(Items listed in a dataset)
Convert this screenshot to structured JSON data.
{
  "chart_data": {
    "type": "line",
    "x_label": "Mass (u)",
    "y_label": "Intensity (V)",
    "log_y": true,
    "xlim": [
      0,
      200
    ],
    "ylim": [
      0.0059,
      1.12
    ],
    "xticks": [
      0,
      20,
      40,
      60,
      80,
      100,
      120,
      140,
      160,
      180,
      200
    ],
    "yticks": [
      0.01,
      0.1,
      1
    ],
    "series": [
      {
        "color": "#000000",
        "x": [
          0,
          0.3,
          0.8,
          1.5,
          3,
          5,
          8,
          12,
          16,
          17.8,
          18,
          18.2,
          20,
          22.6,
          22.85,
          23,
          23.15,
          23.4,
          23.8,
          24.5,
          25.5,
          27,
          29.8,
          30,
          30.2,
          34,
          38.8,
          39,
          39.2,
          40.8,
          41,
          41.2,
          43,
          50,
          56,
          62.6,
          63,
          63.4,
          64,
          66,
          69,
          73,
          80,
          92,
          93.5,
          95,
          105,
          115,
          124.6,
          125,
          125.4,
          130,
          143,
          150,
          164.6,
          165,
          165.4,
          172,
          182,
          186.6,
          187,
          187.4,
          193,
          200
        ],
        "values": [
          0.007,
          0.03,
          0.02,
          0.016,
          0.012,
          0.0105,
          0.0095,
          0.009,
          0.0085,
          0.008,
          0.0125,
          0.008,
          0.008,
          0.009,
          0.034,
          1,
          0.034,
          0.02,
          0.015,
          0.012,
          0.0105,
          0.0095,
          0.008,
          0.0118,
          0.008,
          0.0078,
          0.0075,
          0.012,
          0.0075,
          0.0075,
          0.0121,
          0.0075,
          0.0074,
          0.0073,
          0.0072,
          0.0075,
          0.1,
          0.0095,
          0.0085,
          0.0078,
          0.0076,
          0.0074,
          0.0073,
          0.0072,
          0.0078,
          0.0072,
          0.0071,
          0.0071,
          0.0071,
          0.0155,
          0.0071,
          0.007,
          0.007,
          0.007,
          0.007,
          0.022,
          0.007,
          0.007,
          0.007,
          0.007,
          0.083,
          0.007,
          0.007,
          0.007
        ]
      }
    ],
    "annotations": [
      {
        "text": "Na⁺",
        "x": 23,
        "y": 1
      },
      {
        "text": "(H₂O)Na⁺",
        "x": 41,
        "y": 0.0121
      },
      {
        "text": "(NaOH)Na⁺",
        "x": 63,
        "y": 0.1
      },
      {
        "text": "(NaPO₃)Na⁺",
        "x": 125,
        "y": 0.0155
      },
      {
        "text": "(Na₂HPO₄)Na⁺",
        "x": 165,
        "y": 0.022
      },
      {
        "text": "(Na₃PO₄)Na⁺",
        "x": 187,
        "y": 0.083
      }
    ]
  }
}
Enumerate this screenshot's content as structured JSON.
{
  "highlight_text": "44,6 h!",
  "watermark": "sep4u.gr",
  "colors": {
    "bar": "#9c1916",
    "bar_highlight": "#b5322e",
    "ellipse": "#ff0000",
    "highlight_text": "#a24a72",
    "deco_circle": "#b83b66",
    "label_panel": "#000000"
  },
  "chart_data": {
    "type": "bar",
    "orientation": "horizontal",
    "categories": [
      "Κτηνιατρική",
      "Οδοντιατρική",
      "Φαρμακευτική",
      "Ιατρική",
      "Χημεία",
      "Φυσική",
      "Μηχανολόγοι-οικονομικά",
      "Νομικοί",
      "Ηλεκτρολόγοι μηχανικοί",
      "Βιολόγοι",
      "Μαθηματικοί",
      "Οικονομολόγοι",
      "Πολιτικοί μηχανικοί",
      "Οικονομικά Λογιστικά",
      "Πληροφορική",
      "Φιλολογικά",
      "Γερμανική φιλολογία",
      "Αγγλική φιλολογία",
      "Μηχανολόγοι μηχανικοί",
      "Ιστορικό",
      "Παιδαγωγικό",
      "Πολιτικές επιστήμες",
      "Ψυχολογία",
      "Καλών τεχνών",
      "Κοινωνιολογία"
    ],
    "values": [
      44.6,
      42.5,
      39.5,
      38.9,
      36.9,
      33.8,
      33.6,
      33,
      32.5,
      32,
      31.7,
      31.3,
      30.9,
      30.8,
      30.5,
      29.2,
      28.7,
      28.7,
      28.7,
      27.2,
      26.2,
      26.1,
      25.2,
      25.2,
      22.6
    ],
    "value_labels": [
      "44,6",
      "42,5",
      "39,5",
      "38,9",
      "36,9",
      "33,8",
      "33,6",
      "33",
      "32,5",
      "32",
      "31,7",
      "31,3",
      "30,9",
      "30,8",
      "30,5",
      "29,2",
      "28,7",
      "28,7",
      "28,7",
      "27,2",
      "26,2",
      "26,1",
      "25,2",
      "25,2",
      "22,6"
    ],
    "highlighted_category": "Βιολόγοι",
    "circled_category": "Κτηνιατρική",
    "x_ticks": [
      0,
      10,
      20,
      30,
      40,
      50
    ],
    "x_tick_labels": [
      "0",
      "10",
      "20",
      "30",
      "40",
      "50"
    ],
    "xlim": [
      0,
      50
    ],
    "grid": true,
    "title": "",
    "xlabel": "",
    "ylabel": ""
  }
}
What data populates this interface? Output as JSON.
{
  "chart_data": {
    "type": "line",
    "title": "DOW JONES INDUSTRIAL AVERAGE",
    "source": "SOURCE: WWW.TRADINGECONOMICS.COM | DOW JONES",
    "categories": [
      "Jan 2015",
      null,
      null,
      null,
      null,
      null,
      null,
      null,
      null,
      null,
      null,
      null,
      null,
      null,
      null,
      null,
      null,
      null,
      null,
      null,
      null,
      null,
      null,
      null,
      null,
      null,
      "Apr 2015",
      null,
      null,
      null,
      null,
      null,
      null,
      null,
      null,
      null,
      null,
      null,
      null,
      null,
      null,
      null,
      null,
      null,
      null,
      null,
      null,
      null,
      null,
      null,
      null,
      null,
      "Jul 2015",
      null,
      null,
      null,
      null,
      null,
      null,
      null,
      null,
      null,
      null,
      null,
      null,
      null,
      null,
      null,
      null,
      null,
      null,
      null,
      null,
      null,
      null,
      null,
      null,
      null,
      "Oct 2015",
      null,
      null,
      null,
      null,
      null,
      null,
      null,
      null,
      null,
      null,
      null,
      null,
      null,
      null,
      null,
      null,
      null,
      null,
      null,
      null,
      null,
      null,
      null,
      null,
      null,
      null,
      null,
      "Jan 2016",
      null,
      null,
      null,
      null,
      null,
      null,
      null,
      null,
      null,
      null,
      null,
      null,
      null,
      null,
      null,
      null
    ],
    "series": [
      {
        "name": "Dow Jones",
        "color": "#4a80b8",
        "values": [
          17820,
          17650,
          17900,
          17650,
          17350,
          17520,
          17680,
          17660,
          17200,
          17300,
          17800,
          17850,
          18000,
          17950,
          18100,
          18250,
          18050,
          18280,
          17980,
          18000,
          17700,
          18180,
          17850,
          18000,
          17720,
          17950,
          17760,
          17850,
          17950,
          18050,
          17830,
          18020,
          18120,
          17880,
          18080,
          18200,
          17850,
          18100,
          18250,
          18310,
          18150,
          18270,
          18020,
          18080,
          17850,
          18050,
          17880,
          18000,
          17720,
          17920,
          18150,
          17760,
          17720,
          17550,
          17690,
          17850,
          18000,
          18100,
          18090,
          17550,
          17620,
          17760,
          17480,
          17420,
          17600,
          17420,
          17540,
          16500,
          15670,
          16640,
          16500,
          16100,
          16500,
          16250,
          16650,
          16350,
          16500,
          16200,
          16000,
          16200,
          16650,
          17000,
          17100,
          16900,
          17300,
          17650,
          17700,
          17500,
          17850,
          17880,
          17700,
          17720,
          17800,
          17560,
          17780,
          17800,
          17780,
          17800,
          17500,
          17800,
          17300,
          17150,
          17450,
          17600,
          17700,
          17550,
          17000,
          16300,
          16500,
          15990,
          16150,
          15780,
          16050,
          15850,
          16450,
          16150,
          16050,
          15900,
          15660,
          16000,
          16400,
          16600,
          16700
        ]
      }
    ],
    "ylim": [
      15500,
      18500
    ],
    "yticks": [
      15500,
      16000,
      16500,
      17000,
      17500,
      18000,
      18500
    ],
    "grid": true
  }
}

__Request__. All lines that include "JSON" are to be gathered and copied.

__Solution to this problem__.
Convert this screenshot to structured JSON data.
Enumerate this screenshot's content as structured JSON.
What data populates this interface? Output as JSON.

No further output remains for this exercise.